* Instructions for the task *
Copy out exactly the lines from the line containing "Give me a plain-text" to the end of the listing.

:: Provided records

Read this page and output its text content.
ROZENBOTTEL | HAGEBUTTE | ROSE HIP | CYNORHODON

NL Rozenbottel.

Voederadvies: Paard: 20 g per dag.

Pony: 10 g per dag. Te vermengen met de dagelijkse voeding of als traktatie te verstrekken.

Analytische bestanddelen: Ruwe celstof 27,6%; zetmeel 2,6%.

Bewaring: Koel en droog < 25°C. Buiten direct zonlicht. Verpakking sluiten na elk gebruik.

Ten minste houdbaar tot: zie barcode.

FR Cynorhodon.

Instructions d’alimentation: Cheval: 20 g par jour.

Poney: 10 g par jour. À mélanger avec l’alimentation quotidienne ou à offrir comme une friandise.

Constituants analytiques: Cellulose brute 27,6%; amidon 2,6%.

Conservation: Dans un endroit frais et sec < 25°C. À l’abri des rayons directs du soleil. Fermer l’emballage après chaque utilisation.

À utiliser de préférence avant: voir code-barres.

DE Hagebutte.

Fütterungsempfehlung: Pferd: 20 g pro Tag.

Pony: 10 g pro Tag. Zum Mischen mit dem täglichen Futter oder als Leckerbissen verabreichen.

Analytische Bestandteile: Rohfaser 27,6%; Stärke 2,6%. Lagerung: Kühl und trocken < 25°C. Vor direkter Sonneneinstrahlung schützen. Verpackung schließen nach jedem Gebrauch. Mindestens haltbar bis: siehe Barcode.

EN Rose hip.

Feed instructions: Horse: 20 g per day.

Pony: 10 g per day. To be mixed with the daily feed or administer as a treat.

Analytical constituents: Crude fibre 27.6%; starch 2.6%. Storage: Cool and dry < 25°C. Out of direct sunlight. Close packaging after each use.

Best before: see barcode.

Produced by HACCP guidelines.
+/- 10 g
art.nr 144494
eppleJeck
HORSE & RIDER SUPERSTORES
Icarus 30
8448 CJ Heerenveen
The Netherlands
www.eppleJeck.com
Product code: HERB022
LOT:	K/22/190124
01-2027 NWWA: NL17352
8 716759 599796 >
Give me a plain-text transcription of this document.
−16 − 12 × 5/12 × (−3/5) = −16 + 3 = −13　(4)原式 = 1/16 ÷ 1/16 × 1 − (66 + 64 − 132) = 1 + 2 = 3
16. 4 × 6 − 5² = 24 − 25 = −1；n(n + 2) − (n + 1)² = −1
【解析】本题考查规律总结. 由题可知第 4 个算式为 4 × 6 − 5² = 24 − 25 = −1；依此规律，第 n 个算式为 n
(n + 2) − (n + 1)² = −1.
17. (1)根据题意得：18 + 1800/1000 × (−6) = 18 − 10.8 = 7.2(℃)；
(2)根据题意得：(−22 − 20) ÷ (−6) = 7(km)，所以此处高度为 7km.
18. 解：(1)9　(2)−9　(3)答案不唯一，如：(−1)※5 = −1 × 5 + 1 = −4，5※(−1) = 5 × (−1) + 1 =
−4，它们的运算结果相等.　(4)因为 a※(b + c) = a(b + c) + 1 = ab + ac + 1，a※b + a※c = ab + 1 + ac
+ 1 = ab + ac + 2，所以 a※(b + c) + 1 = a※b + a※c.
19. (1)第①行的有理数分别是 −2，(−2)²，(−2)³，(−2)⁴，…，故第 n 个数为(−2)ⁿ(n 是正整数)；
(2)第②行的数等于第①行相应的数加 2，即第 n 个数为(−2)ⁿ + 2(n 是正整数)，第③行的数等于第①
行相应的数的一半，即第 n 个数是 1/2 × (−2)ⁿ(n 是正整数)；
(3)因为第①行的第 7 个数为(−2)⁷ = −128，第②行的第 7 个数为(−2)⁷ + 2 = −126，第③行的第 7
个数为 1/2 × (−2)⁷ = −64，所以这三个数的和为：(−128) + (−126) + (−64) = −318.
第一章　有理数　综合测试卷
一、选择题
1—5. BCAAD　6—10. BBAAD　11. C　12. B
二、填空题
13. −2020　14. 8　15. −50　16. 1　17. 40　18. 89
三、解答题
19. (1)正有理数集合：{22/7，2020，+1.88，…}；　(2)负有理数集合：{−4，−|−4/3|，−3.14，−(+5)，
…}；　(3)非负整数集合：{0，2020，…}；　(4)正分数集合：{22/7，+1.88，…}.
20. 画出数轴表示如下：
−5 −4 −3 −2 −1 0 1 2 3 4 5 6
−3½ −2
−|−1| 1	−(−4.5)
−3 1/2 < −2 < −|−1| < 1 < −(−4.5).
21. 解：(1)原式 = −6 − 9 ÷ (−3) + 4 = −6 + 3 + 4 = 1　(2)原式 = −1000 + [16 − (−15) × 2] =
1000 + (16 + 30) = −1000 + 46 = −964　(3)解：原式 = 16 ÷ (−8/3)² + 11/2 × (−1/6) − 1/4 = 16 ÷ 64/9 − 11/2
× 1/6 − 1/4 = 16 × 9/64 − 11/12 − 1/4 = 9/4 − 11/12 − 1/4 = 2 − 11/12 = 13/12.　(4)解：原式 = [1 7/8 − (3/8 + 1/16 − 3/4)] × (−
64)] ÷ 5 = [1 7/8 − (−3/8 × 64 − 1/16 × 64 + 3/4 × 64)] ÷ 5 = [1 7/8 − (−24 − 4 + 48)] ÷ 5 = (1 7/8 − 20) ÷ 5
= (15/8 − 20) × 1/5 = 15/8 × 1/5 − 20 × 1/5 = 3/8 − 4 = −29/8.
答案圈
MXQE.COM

::::

* Exercise solution *
Give me a plain-text transcription of this document.
−16 − 12 × 5/12 × (−3/5) = −16 + 3 = −13　(4)原式 = 1/16 ÷ 1/16 × 1 − (66 + 64 − 132) = 1 + 2 = 3
16. 4 × 6 − 5² = 24 − 25 = −1；n(n + 2) − (n + 1)² = −1
【解析】本题考查规律总结. 由题可知第 4 个算式为 4 × 6 − 5² = 24 − 25 = −1；依此规律，第 n 个算式为 n
(n + 2) − (n + 1)² = −1.
17. (1)根据题意得：18 + 1800/1000 × (−6) = 18 − 10.8 = 7.2(℃)；
(2)根据题意得：(−22 − 20) ÷ (−6) = 7(km)，所以此处高度为 7km.
18. 解：(1)9　(2)−9　(3)答案不唯一，如：(−1)※5 = −1 × 5 + 1 = −4，5※(−1) = 5 × (−1) + 1 =
−4，它们的运算结果相等.　(4)因为 a※(b + c) = a(b + c) + 1 = ab + ac + 1，a※b + a※c = ab + 1 + ac
+ 1 = ab + ac + 2，所以 a※(b + c) + 1 = a※b + a※c.
19. (1)第①行的有理数分别是 −2，(−2)²，(−2)³，(−2)⁴，…，故第 n 个数为(−2)ⁿ(n 是正整数)；
(2)第②行的数等于第①行相应的数加 2，即第 n 个数为(−2)ⁿ + 2(n 是正整数)，第③行的数等于第①
行相应的数的一半，即第 n 个数是 1/2 × (−2)ⁿ(n 是正整数)；
(3)因为第①行的第 7 个数为(−2)⁷ = −128，第②行的第 7 个数为(−2)⁷ + 2 = −126，第③行的第 7
个数为 1/2 × (−2)⁷ = −64，所以这三个数的和为：(−128) + (−126) + (−64) = −318.
第一章　有理数　综合测试卷
一、选择题
1—5. BCAAD　6—10. BBAAD　11. C　12. B
二、填空题
13. −2020　14. 8　15. −50　16. 1　17. 40　18. 89
三、解答题
19. (1)正有理数集合：{22/7，2020，+1.88，…}；　(2)负有理数集合：{−4，−|−4/3|，−3.14，−(+5)，
…}；　(3)非负整数集合：{0，2020，…}；　(4)正分数集合：{22/7，+1.88，…}.
20. 画出数轴表示如下：
−5 −4 −3 −2 −1 0 1 2 3 4 5 6
−3½ −2
−|−1| 1	−(−4.5)
−3 1/2 < −2 < −|−1| < 1 < −(−4.5).
21. 解：(1)原式 = −6 − 9 ÷ (−3) + 4 = −6 + 3 + 4 = 1　(2)原式 = −1000 + [16 − (−15) × 2] =
1000 + (16 + 30) = −1000 + 46 = −964　(3)解：原式 = 16 ÷ (−8/3)² + 11/2 × (−1/6) − 1/4 = 16 ÷ 64/9 − 11/2
× 1/6 − 1/4 = 16 × 9/64 − 11/12 − 1/4 = 9/4 − 11/12 − 1/4 = 2 − 11/12 = 13/12.　(4)解：原式 = [1 7/8 − (3/8 + 1/16 − 3/4)] × (−
64)] ÷ 5 = [1 7/8 − (−3/8 × 64 − 1/16 × 64 + 3/4 × 64)] ÷ 5 = [1 7/8 − (−24 − 4 + 48)] ÷ 5 = (1 7/8 − 20) ÷ 5
= (15/8 − 20) × 1/5 = 15/8 × 1/5 − 20 × 1/5 = 3/8 − 4 = −29/8.
答案圈
MXQE.COM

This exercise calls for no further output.